Write out the records below word for word, please.

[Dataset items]
▬▬▬▬▬▬

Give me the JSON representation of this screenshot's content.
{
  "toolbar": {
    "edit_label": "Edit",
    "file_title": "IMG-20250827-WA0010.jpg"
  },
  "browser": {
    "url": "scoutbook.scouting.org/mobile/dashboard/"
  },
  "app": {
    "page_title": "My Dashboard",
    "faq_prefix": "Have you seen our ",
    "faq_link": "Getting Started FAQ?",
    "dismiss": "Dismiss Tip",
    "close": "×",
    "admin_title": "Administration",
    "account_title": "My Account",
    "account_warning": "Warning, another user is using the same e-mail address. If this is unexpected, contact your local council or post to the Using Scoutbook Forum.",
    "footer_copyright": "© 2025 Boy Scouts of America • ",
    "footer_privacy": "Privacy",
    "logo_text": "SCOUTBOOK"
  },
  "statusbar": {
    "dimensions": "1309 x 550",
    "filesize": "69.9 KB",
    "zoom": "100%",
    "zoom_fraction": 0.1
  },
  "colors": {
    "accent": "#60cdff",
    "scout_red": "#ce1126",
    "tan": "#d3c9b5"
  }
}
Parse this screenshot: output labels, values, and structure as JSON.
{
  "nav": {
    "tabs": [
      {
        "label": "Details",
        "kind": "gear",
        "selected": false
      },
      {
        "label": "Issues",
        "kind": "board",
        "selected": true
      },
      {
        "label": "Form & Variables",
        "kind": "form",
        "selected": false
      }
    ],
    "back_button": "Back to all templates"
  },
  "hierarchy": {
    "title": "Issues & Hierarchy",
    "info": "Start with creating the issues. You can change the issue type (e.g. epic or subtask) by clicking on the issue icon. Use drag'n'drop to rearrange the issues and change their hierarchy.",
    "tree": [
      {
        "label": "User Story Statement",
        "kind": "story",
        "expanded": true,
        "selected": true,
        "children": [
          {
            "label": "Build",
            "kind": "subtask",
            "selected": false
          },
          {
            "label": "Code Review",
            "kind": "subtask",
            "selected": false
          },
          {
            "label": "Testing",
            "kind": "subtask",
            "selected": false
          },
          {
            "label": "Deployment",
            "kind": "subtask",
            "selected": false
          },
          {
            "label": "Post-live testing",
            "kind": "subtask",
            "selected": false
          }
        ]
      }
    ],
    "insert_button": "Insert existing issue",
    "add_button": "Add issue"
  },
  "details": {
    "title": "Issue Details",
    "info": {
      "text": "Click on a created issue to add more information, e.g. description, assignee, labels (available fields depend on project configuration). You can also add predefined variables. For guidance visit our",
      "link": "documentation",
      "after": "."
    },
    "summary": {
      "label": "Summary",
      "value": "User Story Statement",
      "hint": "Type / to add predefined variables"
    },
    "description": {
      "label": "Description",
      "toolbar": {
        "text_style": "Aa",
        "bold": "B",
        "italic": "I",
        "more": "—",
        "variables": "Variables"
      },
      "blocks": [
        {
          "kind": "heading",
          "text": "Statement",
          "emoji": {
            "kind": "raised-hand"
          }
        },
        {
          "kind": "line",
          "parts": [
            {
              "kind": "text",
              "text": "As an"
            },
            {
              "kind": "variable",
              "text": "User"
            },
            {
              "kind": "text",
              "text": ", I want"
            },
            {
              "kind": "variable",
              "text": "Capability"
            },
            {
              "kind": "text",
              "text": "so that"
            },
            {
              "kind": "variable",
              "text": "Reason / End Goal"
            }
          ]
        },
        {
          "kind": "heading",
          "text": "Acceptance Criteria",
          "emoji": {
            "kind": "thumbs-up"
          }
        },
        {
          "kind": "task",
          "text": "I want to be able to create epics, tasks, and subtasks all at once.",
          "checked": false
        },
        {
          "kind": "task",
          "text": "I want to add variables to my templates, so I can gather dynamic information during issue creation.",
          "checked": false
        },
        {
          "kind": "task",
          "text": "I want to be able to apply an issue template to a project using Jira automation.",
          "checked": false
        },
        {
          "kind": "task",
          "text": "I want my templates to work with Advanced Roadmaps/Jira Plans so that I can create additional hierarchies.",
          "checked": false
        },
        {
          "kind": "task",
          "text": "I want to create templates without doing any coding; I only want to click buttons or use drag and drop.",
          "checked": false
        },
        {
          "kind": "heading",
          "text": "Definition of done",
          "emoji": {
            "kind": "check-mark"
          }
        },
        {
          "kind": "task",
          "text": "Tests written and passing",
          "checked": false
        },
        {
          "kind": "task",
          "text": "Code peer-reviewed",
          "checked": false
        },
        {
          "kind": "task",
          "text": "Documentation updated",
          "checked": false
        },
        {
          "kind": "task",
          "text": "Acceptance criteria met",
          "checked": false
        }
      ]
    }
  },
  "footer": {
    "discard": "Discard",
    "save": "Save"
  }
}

▬▬▬▬▬▬

▶ [EXERCISE SOLUTION]:
Give me the JSON representation of this screenshot's content.
{
  "toolbar": {
    "edit_label": "Edit",
    "file_title": "IMG-20250827-WA0010.jpg"
  },
  "browser": {
    "url": "scoutbook.scouting.org/mobile/dashboard/"
  },
  "app": {
    "page_title": "My Dashboard",
    "faq_prefix": "Have you seen our ",
    "faq_link": "Getting Started FAQ?",
    "dismiss": "Dismiss Tip",
    "close": "×",
    "admin_title": "Administration",
    "account_title": "My Account",
    "account_warning": "Warning, another user is using the same e-mail address. If this is unexpected, contact your local council or post to the Using Scoutbook Forum.",
    "footer_copyright": "© 2025 Boy Scouts of America • ",
    "footer_privacy": "Privacy",
    "logo_text": "SCOUTBOOK"
  },
  "statusbar": {
    "dimensions": "1309 x 550",
    "filesize": "69.9 KB",
    "zoom": "100%",
    "zoom_fraction": 0.1
  },
  "colors": {
    "accent": "#60cdff",
    "scout_red": "#ce1126",
    "tan": "#d3c9b5"
  }
}
Parse this screenshot: output labels, values, and structure as JSON.
{
  "nav": {
    "tabs": [
      {
        "label": "Details",
        "kind": "gear",
        "selected": false
      },
      {
        "label": "Issues",
        "kind": "board",
        "selected": true
      },
      {
        "label": "Form & Variables",
        "kind": "form",
        "selected": false
      }
    ],
    "back_button": "Back to all templates"
  },
  "hierarchy": {
    "title": "Issues & Hierarchy",
    "info": "Start with creating the issues. You can change the issue type (e.g. epic or subtask) by clicking on the issue icon. Use drag'n'drop to rearrange the issues and change their hierarchy.",
    "tree": [
      {
        "label": "User Story Statement",
        "kind": "story",
        "expanded": true,
        "selected": true,
        "children": [
          {
            "label": "Build",
            "kind": "subtask",
            "selected": false
          },
          {
            "label": "Code Review",
            "kind": "subtask",
            "selected": false
          },
          {
            "label": "Testing",
            "kind": "subtask",
            "selected": false
          },
          {
            "label": "Deployment",
            "kind": "subtask",
            "selected": false
          },
          {
            "label": "Post-live testing",
            "kind": "subtask",
            "selected": false
          }
        ]
      }
    ],
    "insert_button": "Insert existing issue",
    "add_button": "Add issue"
  },
  "details": {
    "title": "Issue Details",
    "info": {
      "text": "Click on a created issue to add more information, e.g. description, assignee, labels (available fields depend on project configuration). You can also add predefined variables. For guidance visit our",
      "link": "documentation",
      "after": "."
    },
    "summary": {
      "label": "Summary",
      "value": "User Story Statement",
      "hint": "Type / to add predefined variables"
    },
    "description": {
      "label": "Description",
      "toolbar": {
        "text_style": "Aa",
        "bold": "B",
        "italic": "I",
        "more": "—",
        "variables": "Variables"
      },
      "blocks": [
        {
          "kind": "heading",
          "text": "Statement",
          "emoji": {
            "kind": "raised-hand"
          }
        },
        {
          "kind": "line",
          "parts": [
            {
              "kind": "text",
              "text": "As an"
            },
            {
              "kind": "variable",
              "text": "User"
            },
            {
              "kind": "text",
              "text": ", I want"
            },
            {
              "kind": "variable",
              "text": "Capability"
            },
            {
              "kind": "text",
              "text": "so that"
            },
            {
              "kind": "variable",
              "text": "Reason / End Goal"
            }
          ]
        },
        {
          "kind": "heading",
          "text": "Acceptance Criteria",
          "emoji": {
            "kind": "thumbs-up"
          }
        },
        {
          "kind": "task",
          "text": "I want to be able to create epics, tasks, and subtasks all at once.",
          "checked": false
        },
        {
          "kind": "task",
          "text": "I want to add variables to my templates, so I can gather dynamic information during issue creation.",
          "checked": false
        },
        {
          "kind": "task",
          "text": "I want to be able to apply an issue template to a project using Jira automation.",
          "checked": false
        },
        {
          "kind": "task",
          "text": "I want my templates to work with Advanced Roadmaps/Jira Plans so that I can create additional hierarchies.",
          "checked": false
        },
        {
          "kind": "task",
          "text": "I want to create templates without doing any coding; I only want to click buttons or use drag and drop.",
          "checked": false
        },
        {
          "kind": "heading",
          "text": "Definition of done",
          "emoji": {
            "kind": "check-mark"
          }
        },
        {
          "kind": "task",
          "text": "Tests written and passing",
          "checked": false
        },
        {
          "kind": "task",
          "text": "Code peer-reviewed",
          "checked": false
        },
        {
          "kind": "task",
          "text": "Documentation updated",
          "checked": false
        },
        {
          "kind": "task",
          "text": "Acceptance criteria met",
          "checked": false
        }
      ]
    }
  },
  "footer": {
    "discard": "Discard",
    "save": "Save"
  }
}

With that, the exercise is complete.